━━━━━ Records to process ━━━━━
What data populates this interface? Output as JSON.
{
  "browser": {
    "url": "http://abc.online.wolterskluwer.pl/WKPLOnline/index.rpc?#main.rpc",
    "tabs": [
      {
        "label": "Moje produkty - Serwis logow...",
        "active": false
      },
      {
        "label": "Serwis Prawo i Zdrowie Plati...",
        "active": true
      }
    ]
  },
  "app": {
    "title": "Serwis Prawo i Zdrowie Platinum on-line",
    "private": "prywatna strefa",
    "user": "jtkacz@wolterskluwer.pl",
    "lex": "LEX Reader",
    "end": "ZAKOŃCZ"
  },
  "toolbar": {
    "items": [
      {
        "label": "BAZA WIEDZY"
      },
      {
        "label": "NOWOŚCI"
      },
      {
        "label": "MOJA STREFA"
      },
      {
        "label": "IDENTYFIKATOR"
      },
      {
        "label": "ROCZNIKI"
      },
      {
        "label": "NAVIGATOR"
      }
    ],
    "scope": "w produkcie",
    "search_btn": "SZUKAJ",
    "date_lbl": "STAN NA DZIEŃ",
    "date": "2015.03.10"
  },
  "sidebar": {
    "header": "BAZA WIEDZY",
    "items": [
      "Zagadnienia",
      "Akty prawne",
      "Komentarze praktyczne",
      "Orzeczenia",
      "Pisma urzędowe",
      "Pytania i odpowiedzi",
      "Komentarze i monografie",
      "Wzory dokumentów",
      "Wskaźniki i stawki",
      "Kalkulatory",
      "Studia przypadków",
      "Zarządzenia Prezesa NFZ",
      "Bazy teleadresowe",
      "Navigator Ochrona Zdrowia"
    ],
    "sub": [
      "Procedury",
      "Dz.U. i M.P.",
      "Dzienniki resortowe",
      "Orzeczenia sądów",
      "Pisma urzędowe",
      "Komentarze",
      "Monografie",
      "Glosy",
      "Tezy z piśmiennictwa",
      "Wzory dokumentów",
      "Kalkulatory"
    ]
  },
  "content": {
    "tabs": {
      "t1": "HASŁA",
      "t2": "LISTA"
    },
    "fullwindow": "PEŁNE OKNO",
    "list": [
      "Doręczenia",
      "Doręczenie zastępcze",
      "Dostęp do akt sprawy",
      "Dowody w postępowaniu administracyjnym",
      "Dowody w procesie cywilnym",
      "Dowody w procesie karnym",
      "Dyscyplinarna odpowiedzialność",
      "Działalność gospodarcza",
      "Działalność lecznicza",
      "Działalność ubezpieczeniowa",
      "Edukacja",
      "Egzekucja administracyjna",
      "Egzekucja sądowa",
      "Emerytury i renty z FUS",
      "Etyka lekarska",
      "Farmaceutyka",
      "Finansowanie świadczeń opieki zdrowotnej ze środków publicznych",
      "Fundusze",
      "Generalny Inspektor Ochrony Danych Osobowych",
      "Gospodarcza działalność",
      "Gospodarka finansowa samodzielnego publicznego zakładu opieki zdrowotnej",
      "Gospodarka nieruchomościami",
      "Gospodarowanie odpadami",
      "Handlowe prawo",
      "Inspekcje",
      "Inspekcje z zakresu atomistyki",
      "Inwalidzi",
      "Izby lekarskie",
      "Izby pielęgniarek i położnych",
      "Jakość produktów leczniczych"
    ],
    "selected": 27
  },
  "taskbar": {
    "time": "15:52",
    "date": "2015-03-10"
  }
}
━━━━━
Write out every line of the records exactly.

Task result:
What data populates this interface? Output as JSON.
{
  "browser": {
    "url": "http://abc.online.wolterskluwer.pl/WKPLOnline/index.rpc?#main.rpc",
    "tabs": [
      {
        "label": "Moje produkty - Serwis logow...",
        "active": false
      },
      {
        "label": "Serwis Prawo i Zdrowie Plati...",
        "active": true
      }
    ]
  },
  "app": {
    "title": "Serwis Prawo i Zdrowie Platinum on-line",
    "private": "prywatna strefa",
    "user": "jtkacz@wolterskluwer.pl",
    "lex": "LEX Reader",
    "end": "ZAKOŃCZ"
  },
  "toolbar": {
    "items": [
      {
        "label": "BAZA WIEDZY"
      },
      {
        "label": "NOWOŚCI"
      },
      {
        "label": "MOJA STREFA"
      },
      {
        "label": "IDENTYFIKATOR"
      },
      {
        "label": "ROCZNIKI"
      },
      {
        "label": "NAVIGATOR"
      }
    ],
    "scope": "w produkcie",
    "search_btn": "SZUKAJ",
    "date_lbl": "STAN NA DZIEŃ",
    "date": "2015.03.10"
  },
  "sidebar": {
    "header": "BAZA WIEDZY",
    "items": [
      "Zagadnienia",
      "Akty prawne",
      "Komentarze praktyczne",
      "Orzeczenia",
      "Pisma urzędowe",
      "Pytania i odpowiedzi",
      "Komentarze i monografie",
      "Wzory dokumentów",
      "Wskaźniki i stawki",
      "Kalkulatory",
      "Studia przypadków",
      "Zarządzenia Prezesa NFZ",
      "Bazy teleadresowe",
      "Navigator Ochrona Zdrowia"
    ],
    "sub": [
      "Procedury",
      "Dz.U. i M.P.",
      "Dzienniki resortowe",
      "Orzeczenia sądów",
      "Pisma urzędowe",
      "Komentarze",
      "Monografie",
      "Glosy",
      "Tezy z piśmiennictwa",
      "Wzory dokumentów",
      "Kalkulatory"
    ]
  },
  "content": {
    "tabs": {
      "t1": "HASŁA",
      "t2": "LISTA"
    },
    "fullwindow": "PEŁNE OKNO",
    "list": [
      "Doręczenia",
      "Doręczenie zastępcze",
      "Dostęp do akt sprawy",
      "Dowody w postępowaniu administracyjnym",
      "Dowody w procesie cywilnym",
      "Dowody w procesie karnym",
      "Dyscyplinarna odpowiedzialność",
      "Działalność gospodarcza",
      "Działalność lecznicza",
      "Działalność ubezpieczeniowa",
      "Edukacja",
      "Egzekucja administracyjna",
      "Egzekucja sądowa",
      "Emerytury i renty z FUS",
      "Etyka lekarska",
      "Farmaceutyka",
      "Finansowanie świadczeń opieki zdrowotnej ze środków publicznych",
      "Fundusze",
      "Generalny Inspektor Ochrony Danych Osobowych",
      "Gospodarcza działalność",
      "Gospodarka finansowa samodzielnego publicznego zakładu opieki zdrowotnej",
      "Gospodarka nieruchomościami",
      "Gospodarowanie odpadami",
      "Handlowe prawo",
      "Inspekcje",
      "Inspekcje z zakresu atomistyki",
      "Inwalidzi",
      "Izby lekarskie",
      "Izby pielęgniarek i położnych",
      "Jakość produktów leczniczych"
    ],
    "selected": 27
  },
  "taskbar": {
    "time": "15:52",
    "date": "2015-03-10"
  }
}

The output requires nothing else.